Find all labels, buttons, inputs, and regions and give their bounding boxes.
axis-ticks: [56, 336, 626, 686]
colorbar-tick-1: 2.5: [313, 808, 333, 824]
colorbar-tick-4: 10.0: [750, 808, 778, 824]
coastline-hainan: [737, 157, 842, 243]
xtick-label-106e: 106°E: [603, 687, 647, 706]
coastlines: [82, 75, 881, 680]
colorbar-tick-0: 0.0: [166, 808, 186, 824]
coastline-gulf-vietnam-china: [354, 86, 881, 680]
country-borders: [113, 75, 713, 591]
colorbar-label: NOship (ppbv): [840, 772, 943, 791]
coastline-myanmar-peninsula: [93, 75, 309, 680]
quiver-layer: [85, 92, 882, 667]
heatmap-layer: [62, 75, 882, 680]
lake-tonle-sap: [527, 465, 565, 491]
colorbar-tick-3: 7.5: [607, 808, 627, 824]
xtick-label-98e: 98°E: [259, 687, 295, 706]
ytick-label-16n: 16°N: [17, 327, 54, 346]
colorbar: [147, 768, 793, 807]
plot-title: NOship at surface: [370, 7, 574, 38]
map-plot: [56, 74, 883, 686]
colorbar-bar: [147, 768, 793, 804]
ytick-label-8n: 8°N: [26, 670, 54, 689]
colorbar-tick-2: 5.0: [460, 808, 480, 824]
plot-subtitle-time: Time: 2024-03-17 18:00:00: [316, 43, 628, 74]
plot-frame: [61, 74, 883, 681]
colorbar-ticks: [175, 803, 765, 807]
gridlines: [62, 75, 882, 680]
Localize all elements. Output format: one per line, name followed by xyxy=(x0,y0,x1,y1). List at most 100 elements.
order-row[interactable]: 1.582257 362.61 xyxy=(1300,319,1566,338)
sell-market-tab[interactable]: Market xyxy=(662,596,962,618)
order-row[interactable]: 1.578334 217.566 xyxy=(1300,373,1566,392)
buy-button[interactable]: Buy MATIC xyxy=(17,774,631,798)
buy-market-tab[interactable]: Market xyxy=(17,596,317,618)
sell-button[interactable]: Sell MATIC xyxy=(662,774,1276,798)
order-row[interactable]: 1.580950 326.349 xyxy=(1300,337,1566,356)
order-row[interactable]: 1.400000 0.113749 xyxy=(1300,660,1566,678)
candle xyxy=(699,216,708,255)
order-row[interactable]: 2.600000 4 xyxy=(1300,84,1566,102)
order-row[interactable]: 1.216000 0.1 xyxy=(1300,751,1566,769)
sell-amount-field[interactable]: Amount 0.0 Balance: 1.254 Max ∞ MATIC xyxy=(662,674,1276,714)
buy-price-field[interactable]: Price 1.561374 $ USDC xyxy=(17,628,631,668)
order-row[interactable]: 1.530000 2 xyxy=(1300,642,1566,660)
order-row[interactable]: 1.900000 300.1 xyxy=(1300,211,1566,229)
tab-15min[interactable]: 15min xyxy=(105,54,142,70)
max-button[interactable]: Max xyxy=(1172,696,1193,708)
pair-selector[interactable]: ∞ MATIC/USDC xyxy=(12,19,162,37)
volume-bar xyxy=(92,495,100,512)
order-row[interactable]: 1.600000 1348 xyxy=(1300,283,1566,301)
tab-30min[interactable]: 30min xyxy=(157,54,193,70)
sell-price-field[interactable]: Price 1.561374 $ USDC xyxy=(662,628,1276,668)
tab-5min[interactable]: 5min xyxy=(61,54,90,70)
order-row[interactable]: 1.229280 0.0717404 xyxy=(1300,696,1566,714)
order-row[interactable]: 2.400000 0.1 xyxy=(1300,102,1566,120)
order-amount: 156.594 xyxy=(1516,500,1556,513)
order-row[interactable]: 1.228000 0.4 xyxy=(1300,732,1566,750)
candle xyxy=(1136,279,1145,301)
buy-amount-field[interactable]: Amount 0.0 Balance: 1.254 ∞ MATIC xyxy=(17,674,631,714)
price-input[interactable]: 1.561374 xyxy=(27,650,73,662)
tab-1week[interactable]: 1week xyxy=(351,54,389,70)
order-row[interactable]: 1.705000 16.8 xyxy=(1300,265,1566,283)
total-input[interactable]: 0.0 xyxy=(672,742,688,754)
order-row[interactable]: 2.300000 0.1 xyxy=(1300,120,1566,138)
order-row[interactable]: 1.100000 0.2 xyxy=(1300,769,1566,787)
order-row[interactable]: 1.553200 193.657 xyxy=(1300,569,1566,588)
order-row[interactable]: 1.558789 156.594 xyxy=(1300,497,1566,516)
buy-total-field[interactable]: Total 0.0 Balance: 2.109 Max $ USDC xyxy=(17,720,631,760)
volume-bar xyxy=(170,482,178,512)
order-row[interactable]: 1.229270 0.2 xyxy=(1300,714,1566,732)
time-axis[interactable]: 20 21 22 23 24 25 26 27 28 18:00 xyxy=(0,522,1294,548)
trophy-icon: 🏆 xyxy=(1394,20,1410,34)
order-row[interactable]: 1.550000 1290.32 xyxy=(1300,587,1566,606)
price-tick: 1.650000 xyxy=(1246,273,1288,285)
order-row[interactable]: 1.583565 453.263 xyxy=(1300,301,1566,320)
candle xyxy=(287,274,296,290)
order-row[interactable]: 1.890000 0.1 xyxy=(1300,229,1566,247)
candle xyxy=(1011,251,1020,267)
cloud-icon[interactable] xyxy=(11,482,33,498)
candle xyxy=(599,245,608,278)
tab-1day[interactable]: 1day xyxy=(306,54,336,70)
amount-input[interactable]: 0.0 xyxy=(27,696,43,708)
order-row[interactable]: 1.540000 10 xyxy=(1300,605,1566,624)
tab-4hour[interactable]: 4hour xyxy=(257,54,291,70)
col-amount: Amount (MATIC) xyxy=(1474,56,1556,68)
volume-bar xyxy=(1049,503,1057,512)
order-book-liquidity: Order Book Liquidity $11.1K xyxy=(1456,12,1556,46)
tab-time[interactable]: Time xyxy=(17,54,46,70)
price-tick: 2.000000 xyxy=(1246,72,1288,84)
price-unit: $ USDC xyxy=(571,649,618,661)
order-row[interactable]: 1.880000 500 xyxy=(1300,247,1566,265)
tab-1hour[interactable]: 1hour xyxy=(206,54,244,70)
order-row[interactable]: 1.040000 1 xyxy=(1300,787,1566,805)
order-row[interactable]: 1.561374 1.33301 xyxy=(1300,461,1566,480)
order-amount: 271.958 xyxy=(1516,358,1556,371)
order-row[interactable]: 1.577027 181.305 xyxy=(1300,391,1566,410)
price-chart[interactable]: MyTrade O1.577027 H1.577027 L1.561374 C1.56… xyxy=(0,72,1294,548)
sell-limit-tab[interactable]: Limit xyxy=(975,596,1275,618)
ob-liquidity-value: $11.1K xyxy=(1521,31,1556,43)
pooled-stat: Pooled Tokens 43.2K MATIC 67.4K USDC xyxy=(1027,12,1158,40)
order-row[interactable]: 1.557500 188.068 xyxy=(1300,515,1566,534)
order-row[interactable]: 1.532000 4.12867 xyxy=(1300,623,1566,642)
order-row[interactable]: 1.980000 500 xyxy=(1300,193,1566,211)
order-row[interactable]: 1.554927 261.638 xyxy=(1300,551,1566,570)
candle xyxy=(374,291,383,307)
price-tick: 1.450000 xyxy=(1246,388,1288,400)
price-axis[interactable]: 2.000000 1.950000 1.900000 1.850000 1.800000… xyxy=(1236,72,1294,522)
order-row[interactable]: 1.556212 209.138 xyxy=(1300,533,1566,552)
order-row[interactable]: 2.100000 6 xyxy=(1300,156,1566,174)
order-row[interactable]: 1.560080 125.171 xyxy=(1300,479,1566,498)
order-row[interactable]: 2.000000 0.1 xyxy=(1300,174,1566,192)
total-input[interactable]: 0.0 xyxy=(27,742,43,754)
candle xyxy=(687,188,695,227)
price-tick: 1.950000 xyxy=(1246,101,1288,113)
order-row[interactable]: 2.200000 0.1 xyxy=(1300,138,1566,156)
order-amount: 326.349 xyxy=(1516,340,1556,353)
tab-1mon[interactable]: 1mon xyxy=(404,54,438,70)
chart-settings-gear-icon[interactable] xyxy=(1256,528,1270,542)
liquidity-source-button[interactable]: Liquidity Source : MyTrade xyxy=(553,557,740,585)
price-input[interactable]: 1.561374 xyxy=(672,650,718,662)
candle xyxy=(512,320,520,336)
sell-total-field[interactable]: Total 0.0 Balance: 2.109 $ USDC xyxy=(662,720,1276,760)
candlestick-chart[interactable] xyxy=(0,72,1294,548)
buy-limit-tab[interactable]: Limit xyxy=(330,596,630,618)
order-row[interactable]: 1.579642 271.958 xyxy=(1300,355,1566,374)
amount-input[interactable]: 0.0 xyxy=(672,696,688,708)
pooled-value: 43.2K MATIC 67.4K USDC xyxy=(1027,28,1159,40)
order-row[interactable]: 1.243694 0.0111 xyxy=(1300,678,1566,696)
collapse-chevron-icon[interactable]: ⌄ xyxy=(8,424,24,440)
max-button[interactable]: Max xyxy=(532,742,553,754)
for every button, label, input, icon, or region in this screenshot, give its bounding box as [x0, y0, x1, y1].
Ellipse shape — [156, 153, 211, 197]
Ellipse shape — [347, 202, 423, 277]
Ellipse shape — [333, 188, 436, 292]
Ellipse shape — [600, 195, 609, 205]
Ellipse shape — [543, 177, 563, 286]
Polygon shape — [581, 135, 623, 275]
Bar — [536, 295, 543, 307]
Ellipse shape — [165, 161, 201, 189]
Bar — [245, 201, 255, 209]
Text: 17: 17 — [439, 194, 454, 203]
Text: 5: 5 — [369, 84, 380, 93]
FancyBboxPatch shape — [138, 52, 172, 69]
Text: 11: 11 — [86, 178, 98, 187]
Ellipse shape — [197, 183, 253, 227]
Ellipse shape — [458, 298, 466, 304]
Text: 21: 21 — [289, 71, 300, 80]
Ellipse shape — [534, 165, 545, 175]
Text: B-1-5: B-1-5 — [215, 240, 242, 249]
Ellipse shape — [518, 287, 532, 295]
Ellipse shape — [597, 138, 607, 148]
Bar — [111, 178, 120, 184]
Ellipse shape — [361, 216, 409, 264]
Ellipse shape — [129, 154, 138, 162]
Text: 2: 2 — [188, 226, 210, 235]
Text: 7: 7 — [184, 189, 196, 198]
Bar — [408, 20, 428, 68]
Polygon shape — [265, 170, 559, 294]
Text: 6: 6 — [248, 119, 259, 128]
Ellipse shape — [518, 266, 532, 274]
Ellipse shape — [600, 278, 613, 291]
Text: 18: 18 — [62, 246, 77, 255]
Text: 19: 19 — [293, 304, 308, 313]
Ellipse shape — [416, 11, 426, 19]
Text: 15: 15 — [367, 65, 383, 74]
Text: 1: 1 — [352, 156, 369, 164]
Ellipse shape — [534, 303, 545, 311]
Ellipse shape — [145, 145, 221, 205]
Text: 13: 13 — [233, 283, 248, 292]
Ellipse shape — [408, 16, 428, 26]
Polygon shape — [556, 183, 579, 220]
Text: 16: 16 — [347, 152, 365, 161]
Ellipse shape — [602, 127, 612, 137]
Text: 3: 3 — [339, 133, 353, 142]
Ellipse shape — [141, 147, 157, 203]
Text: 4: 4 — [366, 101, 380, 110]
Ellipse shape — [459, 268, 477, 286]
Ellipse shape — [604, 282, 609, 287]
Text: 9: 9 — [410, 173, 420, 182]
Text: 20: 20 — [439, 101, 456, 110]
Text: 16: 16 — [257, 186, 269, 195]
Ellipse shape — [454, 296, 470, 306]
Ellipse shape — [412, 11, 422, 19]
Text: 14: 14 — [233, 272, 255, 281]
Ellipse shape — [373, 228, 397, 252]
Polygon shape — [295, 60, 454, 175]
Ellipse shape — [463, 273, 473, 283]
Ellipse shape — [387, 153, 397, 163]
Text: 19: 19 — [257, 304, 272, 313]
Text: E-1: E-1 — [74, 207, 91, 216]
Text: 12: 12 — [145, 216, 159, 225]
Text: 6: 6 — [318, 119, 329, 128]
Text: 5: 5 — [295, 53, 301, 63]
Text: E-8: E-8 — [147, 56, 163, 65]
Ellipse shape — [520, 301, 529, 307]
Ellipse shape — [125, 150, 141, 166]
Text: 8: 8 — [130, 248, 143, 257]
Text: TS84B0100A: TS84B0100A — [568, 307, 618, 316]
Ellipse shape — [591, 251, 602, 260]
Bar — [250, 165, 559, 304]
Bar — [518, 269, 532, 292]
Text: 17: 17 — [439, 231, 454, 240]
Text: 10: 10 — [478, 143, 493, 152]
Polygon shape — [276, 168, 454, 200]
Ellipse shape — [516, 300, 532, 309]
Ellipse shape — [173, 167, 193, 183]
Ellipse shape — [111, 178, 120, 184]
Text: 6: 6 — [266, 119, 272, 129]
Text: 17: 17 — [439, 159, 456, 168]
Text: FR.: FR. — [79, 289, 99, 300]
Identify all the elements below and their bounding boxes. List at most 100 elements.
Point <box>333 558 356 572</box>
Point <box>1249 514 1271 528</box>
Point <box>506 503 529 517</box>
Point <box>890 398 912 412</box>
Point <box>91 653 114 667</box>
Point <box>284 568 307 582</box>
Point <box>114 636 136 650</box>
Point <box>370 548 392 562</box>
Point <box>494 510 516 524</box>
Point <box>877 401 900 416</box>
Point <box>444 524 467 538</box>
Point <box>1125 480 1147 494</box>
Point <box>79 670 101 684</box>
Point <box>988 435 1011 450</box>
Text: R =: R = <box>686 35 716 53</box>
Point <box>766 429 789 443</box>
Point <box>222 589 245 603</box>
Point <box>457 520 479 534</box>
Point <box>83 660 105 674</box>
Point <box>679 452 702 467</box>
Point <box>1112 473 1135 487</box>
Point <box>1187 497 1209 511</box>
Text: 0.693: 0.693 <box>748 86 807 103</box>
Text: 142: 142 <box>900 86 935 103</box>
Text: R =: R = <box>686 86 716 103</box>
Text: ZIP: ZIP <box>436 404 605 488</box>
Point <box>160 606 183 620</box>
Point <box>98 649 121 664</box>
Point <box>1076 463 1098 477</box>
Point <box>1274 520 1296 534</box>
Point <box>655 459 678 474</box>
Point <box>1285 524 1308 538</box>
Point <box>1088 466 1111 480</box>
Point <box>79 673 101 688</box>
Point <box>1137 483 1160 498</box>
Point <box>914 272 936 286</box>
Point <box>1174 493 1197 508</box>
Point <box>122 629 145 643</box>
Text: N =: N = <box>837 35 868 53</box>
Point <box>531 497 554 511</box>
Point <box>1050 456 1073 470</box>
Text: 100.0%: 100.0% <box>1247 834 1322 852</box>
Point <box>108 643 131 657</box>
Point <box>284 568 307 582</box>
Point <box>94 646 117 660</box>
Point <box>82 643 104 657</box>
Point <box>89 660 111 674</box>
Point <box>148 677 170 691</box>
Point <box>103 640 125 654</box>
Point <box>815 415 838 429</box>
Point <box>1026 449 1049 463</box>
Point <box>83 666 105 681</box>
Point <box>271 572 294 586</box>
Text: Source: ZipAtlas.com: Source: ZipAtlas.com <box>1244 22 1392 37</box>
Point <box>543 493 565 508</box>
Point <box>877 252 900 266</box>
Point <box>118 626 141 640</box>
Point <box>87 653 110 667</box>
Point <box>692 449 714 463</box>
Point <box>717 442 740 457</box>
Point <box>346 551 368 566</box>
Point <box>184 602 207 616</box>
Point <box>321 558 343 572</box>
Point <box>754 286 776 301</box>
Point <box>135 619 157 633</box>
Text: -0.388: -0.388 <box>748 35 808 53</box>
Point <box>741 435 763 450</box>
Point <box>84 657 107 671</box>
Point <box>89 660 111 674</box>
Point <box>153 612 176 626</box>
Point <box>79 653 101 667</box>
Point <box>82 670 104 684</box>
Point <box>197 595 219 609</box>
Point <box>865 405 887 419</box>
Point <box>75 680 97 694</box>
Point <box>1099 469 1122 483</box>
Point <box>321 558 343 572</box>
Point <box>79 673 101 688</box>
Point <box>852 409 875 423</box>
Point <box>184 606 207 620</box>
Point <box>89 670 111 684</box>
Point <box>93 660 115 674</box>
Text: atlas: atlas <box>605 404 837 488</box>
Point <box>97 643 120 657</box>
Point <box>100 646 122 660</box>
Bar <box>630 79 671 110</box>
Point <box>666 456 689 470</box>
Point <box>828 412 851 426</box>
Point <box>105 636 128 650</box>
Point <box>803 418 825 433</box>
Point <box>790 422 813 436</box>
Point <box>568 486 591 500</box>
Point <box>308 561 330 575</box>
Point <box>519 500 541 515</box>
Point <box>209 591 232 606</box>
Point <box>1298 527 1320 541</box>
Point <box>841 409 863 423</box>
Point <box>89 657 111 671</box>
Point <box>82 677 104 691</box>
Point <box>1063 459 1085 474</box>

* [TASK REQUIREMENTS]: Reproduce the items verbatim, starting from the first line and ending after the line containing "sell-market-tab[interactable]: Market xyxy=(662,596,962,618)".

* [SOLUTION FOR THIS EXERCISE]:
Find all labels, buttons, inputs, and regions and give their bounding boxes.
axis-ticks: [56, 336, 626, 686]
colorbar-tick-1: 2.5: [313, 808, 333, 824]
colorbar-tick-4: 10.0: [750, 808, 778, 824]
coastline-hainan: [737, 157, 842, 243]
xtick-label-106e: 106°E: [603, 687, 647, 706]
coastlines: [82, 75, 881, 680]
colorbar-tick-0: 0.0: [166, 808, 186, 824]
coastline-gulf-vietnam-china: [354, 86, 881, 680]
country-borders: [113, 75, 713, 591]
colorbar-label: NOship (ppbv): [840, 772, 943, 791]
coastline-myanmar-peninsula: [93, 75, 309, 680]
quiver-layer: [85, 92, 882, 667]
heatmap-layer: [62, 75, 882, 680]
lake-tonle-sap: [527, 465, 565, 491]
colorbar-tick-3: 7.5: [607, 808, 627, 824]
xtick-label-98e: 98°E: [259, 687, 295, 706]
ytick-label-16n: 16°N: [17, 327, 54, 346]
colorbar: [147, 768, 793, 807]
plot-title: NOship at surface: [370, 7, 574, 38]
map-plot: [56, 74, 883, 686]
colorbar-bar: [147, 768, 793, 804]
ytick-label-8n: 8°N: [26, 670, 54, 689]
colorbar-tick-2: 5.0: [460, 808, 480, 824]
plot-subtitle-time: Time: 2024-03-17 18:00:00: [316, 43, 628, 74]
plot-frame: [61, 74, 883, 681]
colorbar-ticks: [175, 803, 765, 807]
gridlines: [62, 75, 882, 680]
Localize all elements. Output format: one per line, name followed by xyxy=(x0,y0,x1,y1). List at most 100 elements.
order-row[interactable]: 1.582257 362.61 xyxy=(1300,319,1566,338)
sell-market-tab[interactable]: Market xyxy=(662,596,962,618)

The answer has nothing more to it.